Page content records:
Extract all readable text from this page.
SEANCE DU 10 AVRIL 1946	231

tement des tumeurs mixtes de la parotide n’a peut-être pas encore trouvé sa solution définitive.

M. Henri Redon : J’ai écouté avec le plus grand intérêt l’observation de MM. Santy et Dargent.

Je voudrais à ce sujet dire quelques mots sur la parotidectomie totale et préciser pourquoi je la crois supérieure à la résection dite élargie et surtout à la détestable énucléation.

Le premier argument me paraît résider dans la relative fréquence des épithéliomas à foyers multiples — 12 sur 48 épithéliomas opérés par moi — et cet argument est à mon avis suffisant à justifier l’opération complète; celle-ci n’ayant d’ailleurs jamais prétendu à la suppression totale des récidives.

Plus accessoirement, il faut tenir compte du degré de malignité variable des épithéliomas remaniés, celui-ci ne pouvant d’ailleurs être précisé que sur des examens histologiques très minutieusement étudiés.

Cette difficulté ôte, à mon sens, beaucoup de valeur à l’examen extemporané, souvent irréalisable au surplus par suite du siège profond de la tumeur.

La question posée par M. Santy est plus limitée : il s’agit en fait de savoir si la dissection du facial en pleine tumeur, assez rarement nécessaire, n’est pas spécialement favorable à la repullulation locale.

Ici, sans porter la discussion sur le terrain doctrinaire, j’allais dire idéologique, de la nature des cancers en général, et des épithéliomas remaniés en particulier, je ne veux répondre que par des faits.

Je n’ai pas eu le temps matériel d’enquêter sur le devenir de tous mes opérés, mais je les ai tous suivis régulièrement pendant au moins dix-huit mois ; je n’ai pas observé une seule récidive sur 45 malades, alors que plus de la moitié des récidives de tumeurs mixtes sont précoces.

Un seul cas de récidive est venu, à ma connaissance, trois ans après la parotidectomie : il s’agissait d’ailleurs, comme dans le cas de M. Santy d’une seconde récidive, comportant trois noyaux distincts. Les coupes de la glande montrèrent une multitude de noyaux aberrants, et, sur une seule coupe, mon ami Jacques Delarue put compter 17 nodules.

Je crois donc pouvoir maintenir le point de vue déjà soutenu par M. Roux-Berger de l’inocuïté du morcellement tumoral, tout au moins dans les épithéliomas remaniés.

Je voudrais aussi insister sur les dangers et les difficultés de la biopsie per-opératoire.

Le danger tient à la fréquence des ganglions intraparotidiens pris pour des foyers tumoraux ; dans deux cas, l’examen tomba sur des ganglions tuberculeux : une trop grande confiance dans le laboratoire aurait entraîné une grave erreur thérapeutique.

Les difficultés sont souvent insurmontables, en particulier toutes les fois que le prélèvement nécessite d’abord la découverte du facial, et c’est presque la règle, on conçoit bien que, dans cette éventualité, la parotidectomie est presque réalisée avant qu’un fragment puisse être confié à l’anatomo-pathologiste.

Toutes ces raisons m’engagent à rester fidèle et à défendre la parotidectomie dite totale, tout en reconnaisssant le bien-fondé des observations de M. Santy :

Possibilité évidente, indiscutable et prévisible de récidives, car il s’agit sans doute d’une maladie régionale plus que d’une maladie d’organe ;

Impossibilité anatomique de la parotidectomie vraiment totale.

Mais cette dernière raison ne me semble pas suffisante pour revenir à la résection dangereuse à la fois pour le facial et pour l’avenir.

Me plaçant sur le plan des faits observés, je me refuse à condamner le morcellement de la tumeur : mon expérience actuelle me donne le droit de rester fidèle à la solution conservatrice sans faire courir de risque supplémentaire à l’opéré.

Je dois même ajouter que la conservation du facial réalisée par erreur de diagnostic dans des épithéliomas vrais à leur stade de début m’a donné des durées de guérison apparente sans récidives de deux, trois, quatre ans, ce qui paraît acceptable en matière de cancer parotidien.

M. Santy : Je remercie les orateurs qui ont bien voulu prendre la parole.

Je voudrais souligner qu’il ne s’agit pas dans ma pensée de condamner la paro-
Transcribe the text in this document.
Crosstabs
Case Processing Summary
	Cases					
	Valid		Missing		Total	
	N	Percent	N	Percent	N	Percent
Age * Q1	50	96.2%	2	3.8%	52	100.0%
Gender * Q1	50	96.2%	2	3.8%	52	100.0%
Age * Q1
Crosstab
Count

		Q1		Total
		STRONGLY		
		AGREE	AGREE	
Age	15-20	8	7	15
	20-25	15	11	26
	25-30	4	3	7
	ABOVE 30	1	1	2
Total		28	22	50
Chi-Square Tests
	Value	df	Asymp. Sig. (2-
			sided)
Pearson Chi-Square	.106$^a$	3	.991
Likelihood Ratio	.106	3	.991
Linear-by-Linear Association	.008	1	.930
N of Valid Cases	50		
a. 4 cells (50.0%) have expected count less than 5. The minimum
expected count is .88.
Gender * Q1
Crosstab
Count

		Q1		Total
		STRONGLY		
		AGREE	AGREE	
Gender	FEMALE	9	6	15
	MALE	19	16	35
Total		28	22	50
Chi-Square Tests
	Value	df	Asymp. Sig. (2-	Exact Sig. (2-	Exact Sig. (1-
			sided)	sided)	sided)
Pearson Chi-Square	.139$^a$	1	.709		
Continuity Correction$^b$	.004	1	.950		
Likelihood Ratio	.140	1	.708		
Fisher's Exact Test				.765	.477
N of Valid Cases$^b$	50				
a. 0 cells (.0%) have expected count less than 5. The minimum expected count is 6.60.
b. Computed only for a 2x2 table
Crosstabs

# ASSIGNMENT:
The records above are to be copied out exactly, line for line.

# ANSWER AREA:
Extract all readable text from this page.
SEANCE DU 10 AVRIL 1946	231

tement des tumeurs mixtes de la parotide n’a peut-être pas encore trouvé sa solution définitive.

M. Henri Redon : J’ai écouté avec le plus grand intérêt l’observation de MM. Santy et Dargent.

Je voudrais à ce sujet dire quelques mots sur la parotidectomie totale et préciser pourquoi je la crois supérieure à la résection dite élargie et surtout à la détestable énucléation.

Le premier argument me paraît résider dans la relative fréquence des épithéliomas à foyers multiples — 12 sur 48 épithéliomas opérés par moi — et cet argument est à mon avis suffisant à justifier l’opération complète; celle-ci n’ayant d’ailleurs jamais prétendu à la suppression totale des récidives.

Plus accessoirement, il faut tenir compte du degré de malignité variable des épithéliomas remaniés, celui-ci ne pouvant d’ailleurs être précisé que sur des examens histologiques très minutieusement étudiés.

Cette difficulté ôte, à mon sens, beaucoup de valeur à l’examen extemporané, souvent irréalisable au surplus par suite du siège profond de la tumeur.

La question posée par M. Santy est plus limitée : il s’agit en fait de savoir si la dissection du facial en pleine tumeur, assez rarement nécessaire, n’est pas spécialement favorable à la repullulation locale.

Ici, sans porter la discussion sur le terrain doctrinaire, j’allais dire idéologique, de la nature des cancers en général, et des épithéliomas remaniés en particulier, je ne veux répondre que par des faits.

Je n’ai pas eu le temps matériel d’enquêter sur le devenir de tous mes opérés, mais je les ai tous suivis régulièrement pendant au moins dix-huit mois ; je n’ai pas observé une seule récidive sur 45 malades, alors que plus de la moitié des récidives de tumeurs mixtes sont précoces.

Un seul cas de récidive est venu, à ma connaissance, trois ans après la parotidectomie : il s’agissait d’ailleurs, comme dans le cas de M. Santy d’une seconde récidive, comportant trois noyaux distincts. Les coupes de la glande montrèrent une multitude de noyaux aberrants, et, sur une seule coupe, mon ami Jacques Delarue put compter 17 nodules.

Je crois donc pouvoir maintenir le point de vue déjà soutenu par M. Roux-Berger de l’inocuïté du morcellement tumoral, tout au moins dans les épithéliomas remaniés.

Je voudrais aussi insister sur les dangers et les difficultés de la biopsie per-opératoire.

Le danger tient à la fréquence des ganglions intraparotidiens pris pour des foyers tumoraux ; dans deux cas, l’examen tomba sur des ganglions tuberculeux : une trop grande confiance dans le laboratoire aurait entraîné une grave erreur thérapeutique.

Les difficultés sont souvent insurmontables, en particulier toutes les fois que le prélèvement nécessite d’abord la découverte du facial, et c’est presque la règle, on conçoit bien que, dans cette éventualité, la parotidectomie est presque réalisée avant qu’un fragment puisse être confié à l’anatomo-pathologiste.

Toutes ces raisons m’engagent à rester fidèle et à défendre la parotidectomie dite totale, tout en reconnaisssant le bien-fondé des observations de M. Santy :

Possibilité évidente, indiscutable et prévisible de récidives, car il s’agit sans doute d’une maladie régionale plus que d’une maladie d’organe ;

Impossibilité anatomique de la parotidectomie vraiment totale.

Mais cette dernière raison ne me semble pas suffisante pour revenir à la résection dangereuse à la fois pour le facial et pour l’avenir.

Me plaçant sur le plan des faits observés, je me refuse à condamner le morcellement de la tumeur : mon expérience actuelle me donne le droit de rester fidèle à la solution conservatrice sans faire courir de risque supplémentaire à l’opéré.

Je dois même ajouter que la conservation du facial réalisée par erreur de diagnostic dans des épithéliomas vrais à leur stade de début m’a donné des durées de guérison apparente sans récidives de deux, trois, quatre ans, ce qui paraît acceptable en matière de cancer parotidien.

M. Santy : Je remercie les orateurs qui ont bien voulu prendre la parole.

Je voudrais souligner qu’il ne s’agit pas dans ma pensée de condamner la paro-
Transcribe the text in this document.
Crosstabs
Case Processing Summary
	Cases					
	Valid		Missing		Total	
	N	Percent	N	Percent	N	Percent
Age * Q1	50	96.2%	2	3.8%	52	100.0%
Gender * Q1	50	96.2%	2	3.8%	52	100.0%
Age * Q1
Crosstab
Count

		Q1		Total
		STRONGLY		
		AGREE	AGREE	
Age	15-20	8	7	15
	20-25	15	11	26
	25-30	4	3	7
	ABOVE 30	1	1	2
Total		28	22	50
Chi-Square Tests
	Value	df	Asymp. Sig. (2-
			sided)
Pearson Chi-Square	.106$^a$	3	.991
Likelihood Ratio	.106	3	.991
Linear-by-Linear Association	.008	1	.930
N of Valid Cases	50		
a. 4 cells (50.0%) have expected count less than 5. The minimum
expected count is .88.
Gender * Q1
Crosstab
Count

		Q1		Total
		STRONGLY		
		AGREE	AGREE	
Gender	FEMALE	9	6	15
	MALE	19	16	35
Total		28	22	50
Chi-Square Tests
	Value	df	Asymp. Sig. (2-	Exact Sig. (2-	Exact Sig. (1-
			sided)	sided)	sided)
Pearson Chi-Square	.139$^a$	1	.709		
Continuity Correction$^b$	.004	1	.950		
Likelihood Ratio	.140	1	.708		
Fisher's Exact Test				.765	.477
N of Valid Cases$^b$	50				
a. 0 cells (.0%) have expected count less than 5. The minimum expected count is 6.60.
b. Computed only for a 2x2 table
Crosstabs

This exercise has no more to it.